[RECORDS FOR THIS TASK]

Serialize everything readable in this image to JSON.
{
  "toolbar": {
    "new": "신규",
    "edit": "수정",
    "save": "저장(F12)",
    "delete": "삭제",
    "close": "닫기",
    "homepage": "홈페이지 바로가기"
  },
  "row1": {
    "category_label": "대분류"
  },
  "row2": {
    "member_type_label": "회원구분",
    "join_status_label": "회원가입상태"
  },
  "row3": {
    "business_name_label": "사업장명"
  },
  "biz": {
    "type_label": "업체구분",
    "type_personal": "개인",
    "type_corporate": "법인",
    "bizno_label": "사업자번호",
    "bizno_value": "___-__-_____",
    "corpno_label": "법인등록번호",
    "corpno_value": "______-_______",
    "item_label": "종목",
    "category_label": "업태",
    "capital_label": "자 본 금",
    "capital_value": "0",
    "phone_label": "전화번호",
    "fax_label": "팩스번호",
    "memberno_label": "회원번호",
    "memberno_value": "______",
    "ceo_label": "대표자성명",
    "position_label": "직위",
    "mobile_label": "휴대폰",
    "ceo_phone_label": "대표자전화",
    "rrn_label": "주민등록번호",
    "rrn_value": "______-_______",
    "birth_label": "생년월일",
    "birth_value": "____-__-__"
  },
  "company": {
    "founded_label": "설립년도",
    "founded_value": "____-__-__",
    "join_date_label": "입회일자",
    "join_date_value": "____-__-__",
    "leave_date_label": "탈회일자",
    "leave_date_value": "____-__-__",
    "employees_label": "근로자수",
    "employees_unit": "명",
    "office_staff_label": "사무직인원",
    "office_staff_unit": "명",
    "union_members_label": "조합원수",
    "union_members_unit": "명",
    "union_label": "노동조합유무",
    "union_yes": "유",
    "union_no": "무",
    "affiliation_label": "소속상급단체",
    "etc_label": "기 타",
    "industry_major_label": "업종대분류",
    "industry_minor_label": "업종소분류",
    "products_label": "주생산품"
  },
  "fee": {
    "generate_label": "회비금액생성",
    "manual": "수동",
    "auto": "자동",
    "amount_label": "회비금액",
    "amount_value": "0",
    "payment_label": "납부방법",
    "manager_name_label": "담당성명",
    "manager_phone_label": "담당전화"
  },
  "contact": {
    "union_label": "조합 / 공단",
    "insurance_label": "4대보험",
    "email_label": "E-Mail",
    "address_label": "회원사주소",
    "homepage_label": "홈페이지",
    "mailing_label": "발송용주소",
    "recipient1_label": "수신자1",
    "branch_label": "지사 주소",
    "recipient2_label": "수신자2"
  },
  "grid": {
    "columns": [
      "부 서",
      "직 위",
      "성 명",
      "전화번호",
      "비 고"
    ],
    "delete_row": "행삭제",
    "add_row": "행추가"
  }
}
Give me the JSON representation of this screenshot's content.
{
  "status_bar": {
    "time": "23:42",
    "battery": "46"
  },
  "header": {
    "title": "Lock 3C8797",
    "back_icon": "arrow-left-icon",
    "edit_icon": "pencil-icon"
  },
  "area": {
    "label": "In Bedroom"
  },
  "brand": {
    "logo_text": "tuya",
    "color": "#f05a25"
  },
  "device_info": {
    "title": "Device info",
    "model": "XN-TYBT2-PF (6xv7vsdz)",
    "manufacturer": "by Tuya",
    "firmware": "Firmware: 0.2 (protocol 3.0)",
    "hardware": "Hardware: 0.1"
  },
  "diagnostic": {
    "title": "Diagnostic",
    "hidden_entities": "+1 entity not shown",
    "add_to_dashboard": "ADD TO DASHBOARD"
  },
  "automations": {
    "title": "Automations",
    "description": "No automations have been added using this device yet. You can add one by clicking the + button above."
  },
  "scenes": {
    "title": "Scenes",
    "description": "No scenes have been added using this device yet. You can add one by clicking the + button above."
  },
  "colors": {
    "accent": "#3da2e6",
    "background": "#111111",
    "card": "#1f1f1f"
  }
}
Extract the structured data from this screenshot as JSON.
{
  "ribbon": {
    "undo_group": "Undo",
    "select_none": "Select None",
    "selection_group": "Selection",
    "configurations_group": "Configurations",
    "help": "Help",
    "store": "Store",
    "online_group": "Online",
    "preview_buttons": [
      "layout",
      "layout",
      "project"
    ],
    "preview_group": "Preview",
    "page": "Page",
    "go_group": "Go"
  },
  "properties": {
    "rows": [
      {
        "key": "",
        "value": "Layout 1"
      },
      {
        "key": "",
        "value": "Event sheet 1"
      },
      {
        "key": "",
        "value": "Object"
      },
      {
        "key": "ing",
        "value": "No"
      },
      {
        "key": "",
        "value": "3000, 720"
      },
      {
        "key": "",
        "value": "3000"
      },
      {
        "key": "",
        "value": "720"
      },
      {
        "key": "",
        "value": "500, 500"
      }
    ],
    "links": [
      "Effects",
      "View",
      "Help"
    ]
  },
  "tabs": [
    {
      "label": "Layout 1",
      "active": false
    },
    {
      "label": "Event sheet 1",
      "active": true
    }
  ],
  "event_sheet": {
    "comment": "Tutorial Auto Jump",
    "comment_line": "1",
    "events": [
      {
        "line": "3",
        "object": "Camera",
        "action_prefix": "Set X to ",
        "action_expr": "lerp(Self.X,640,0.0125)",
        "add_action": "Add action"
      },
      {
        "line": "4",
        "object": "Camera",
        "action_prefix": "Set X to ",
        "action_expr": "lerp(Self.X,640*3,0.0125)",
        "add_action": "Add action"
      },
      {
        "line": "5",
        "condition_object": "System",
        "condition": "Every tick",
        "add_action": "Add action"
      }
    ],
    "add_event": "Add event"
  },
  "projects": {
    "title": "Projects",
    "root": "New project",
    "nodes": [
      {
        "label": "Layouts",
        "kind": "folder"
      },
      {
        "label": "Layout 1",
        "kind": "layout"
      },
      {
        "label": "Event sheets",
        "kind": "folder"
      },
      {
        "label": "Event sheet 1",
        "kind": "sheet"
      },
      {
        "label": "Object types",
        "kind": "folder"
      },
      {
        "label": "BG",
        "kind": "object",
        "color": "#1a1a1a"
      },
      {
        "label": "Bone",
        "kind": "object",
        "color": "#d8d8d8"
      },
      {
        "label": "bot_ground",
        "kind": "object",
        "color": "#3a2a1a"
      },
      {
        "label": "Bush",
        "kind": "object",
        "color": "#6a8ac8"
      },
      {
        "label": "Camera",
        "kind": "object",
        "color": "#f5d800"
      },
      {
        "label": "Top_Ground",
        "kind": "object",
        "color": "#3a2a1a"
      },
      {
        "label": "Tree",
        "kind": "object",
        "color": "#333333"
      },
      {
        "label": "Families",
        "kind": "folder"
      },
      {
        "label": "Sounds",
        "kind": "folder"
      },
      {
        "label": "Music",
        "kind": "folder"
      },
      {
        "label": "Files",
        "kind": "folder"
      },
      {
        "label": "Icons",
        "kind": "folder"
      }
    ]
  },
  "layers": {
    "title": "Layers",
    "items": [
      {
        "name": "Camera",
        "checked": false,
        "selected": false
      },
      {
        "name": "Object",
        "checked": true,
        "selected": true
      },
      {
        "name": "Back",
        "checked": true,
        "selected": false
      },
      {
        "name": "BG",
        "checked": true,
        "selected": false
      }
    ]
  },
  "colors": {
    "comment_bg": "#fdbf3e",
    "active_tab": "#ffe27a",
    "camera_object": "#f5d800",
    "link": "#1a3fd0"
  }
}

[TASK STATEMENT] Faithfully copy every entry, leaving nothing out.

[WRITTEN SOLUTION]
Serialize everything readable in this image to JSON.
{
  "toolbar": {
    "new": "신규",
    "edit": "수정",
    "save": "저장(F12)",
    "delete": "삭제",
    "close": "닫기",
    "homepage": "홈페이지 바로가기"
  },
  "row1": {
    "category_label": "대분류"
  },
  "row2": {
    "member_type_label": "회원구분",
    "join_status_label": "회원가입상태"
  },
  "row3": {
    "business_name_label": "사업장명"
  },
  "biz": {
    "type_label": "업체구분",
    "type_personal": "개인",
    "type_corporate": "법인",
    "bizno_label": "사업자번호",
    "bizno_value": "___-__-_____",
    "corpno_label": "법인등록번호",
    "corpno_value": "______-_______",
    "item_label": "종목",
    "category_label": "업태",
    "capital_label": "자 본 금",
    "capital_value": "0",
    "phone_label": "전화번호",
    "fax_label": "팩스번호",
    "memberno_label": "회원번호",
    "memberno_value": "______",
    "ceo_label": "대표자성명",
    "position_label": "직위",
    "mobile_label": "휴대폰",
    "ceo_phone_label": "대표자전화",
    "rrn_label": "주민등록번호",
    "rrn_value": "______-_______",
    "birth_label": "생년월일",
    "birth_value": "____-__-__"
  },
  "company": {
    "founded_label": "설립년도",
    "founded_value": "____-__-__",
    "join_date_label": "입회일자",
    "join_date_value": "____-__-__",
    "leave_date_label": "탈회일자",
    "leave_date_value": "____-__-__",
    "employees_label": "근로자수",
    "employees_unit": "명",
    "office_staff_label": "사무직인원",
    "office_staff_unit": "명",
    "union_members_label": "조합원수",
    "union_members_unit": "명",
    "union_label": "노동조합유무",
    "union_yes": "유",
    "union_no": "무",
    "affiliation_label": "소속상급단체",
    "etc_label": "기 타",
    "industry_major_label": "업종대분류",
    "industry_minor_label": "업종소분류",
    "products_label": "주생산품"
  },
  "fee": {
    "generate_label": "회비금액생성",
    "manual": "수동",
    "auto": "자동",
    "amount_label": "회비금액",
    "amount_value": "0",
    "payment_label": "납부방법",
    "manager_name_label": "담당성명",
    "manager_phone_label": "담당전화"
  },
  "contact": {
    "union_label": "조합 / 공단",
    "insurance_label": "4대보험",
    "email_label": "E-Mail",
    "address_label": "회원사주소",
    "homepage_label": "홈페이지",
    "mailing_label": "발송용주소",
    "recipient1_label": "수신자1",
    "branch_label": "지사 주소",
    "recipient2_label": "수신자2"
  },
  "grid": {
    "columns": [
      "부 서",
      "직 위",
      "성 명",
      "전화번호",
      "비 고"
    ],
    "delete_row": "행삭제",
    "add_row": "행추가"
  }
}
Give me the JSON representation of this screenshot's content.
{
  "status_bar": {
    "time": "23:42",
    "battery": "46"
  },
  "header": {
    "title": "Lock 3C8797",
    "back_icon": "arrow-left-icon",
    "edit_icon": "pencil-icon"
  },
  "area": {
    "label": "In Bedroom"
  },
  "brand": {
    "logo_text": "tuya",
    "color": "#f05a25"
  },
  "device_info": {
    "title": "Device info",
    "model": "XN-TYBT2-PF (6xv7vsdz)",
    "manufacturer": "by Tuya",
    "firmware": "Firmware: 0.2 (protocol 3.0)",
    "hardware": "Hardware: 0.1"
  },
  "diagnostic": {
    "title": "Diagnostic",
    "hidden_entities": "+1 entity not shown",
    "add_to_dashboard": "ADD TO DASHBOARD"
  },
  "automations": {
    "title": "Automations",
    "description": "No automations have been added using this device yet. You can add one by clicking the + button above."
  },
  "scenes": {
    "title": "Scenes",
    "description": "No scenes have been added using this device yet. You can add one by clicking the + button above."
  },
  "colors": {
    "accent": "#3da2e6",
    "background": "#111111",
    "card": "#1f1f1f"
  }
}
Extract the structured data from this screenshot as JSON.
{
  "ribbon": {
    "undo_group": "Undo",
    "select_none": "Select None",
    "selection_group": "Selection",
    "configurations_group": "Configurations",
    "help": "Help",
    "store": "Store",
    "online_group": "Online",
    "preview_buttons": [
      "layout",
      "layout",
      "project"
    ],
    "preview_group": "Preview",
    "page": "Page",
    "go_group": "Go"
  },
  "properties": {
    "rows": [
      {
        "key": "",
        "value": "Layout 1"
      },
      {
        "key": "",
        "value": "Event sheet 1"
      },
      {
        "key": "",
        "value": "Object"
      },
      {
        "key": "ing",
        "value": "No"
      },
      {
        "key": "",
        "value": "3000, 720"
      },
      {
        "key": "",
        "value": "3000"
      },
      {
        "key": "",
        "value": "720"
      },
      {
        "key": "",
        "value": "500, 500"
      }
    ],
    "links": [
      "Effects",
      "View",
      "Help"
    ]
  },
  "tabs": [
    {
      "label": "Layout 1",
      "active": false
    },
    {
      "label": "Event sheet 1",
      "active": true
    }
  ],
  "event_sheet": {
    "comment": "Tutorial Auto Jump",
    "comment_line": "1",
    "events": [
      {
        "line": "3",
        "object": "Camera",
        "action_prefix": "Set X to ",
        "action_expr": "lerp(Self.X,640,0.0125)",
        "add_action": "Add action"
      },
      {
        "line": "4",
        "object": "Camera",
        "action_prefix": "Set X to ",
        "action_expr": "lerp(Self.X,640*3,0.0125)",
        "add_action": "Add action"
      },
      {
        "line": "5",
        "condition_object": "System",
        "condition": "Every tick",
        "add_action": "Add action"
      }
    ],
    "add_event": "Add event"
  },
  "projects": {
    "title": "Projects",
    "root": "New project",
    "nodes": [
      {
        "label": "Layouts",
        "kind": "folder"
      },
      {
        "label": "Layout 1",
        "kind": "layout"
      },
      {
        "label": "Event sheets",
        "kind": "folder"
      },
      {
        "label": "Event sheet 1",
        "kind": "sheet"
      },
      {
        "label": "Object types",
        "kind": "folder"
      },
      {
        "label": "BG",
        "kind": "object",
        "color": "#1a1a1a"
      },
      {
        "label": "Bone",
        "kind": "object",
        "color": "#d8d8d8"
      },
      {
        "label": "bot_ground",
        "kind": "object",
        "color": "#3a2a1a"
      },
      {
        "label": "Bush",
        "kind": "object",
        "color": "#6a8ac8"
      },
      {
        "label": "Camera",
        "kind": "object",
        "color": "#f5d800"
      },
      {
        "label": "Top_Ground",
        "kind": "object",
        "color": "#3a2a1a"
      },
      {
        "label": "Tree",
        "kind": "object",
        "color": "#333333"
      },
      {
        "label": "Families",
        "kind": "folder"
      },
      {
        "label": "Sounds",
        "kind": "folder"
      },
      {
        "label": "Music",
        "kind": "folder"
      },
      {
        "label": "Files",
        "kind": "folder"
      },
      {
        "label": "Icons",
        "kind": "folder"
      }
    ]
  },
  "layers": {
    "title": "Layers",
    "items": [
      {
        "name": "Camera",
        "checked": false,
        "selected": false
      },
      {
        "name": "Object",
        "checked": true,
        "selected": true
      },
      {
        "name": "Back",
        "checked": true,
        "selected": false
      },
      {
        "name": "BG",
        "checked": true,
        "selected": false
      }
    ]
  },
  "colors": {
    "comment_bg": "#fdbf3e",
    "active_tab": "#ffe27a",
    "camera_object": "#f5d800",
    "link": "#1a3fd0"
  }
}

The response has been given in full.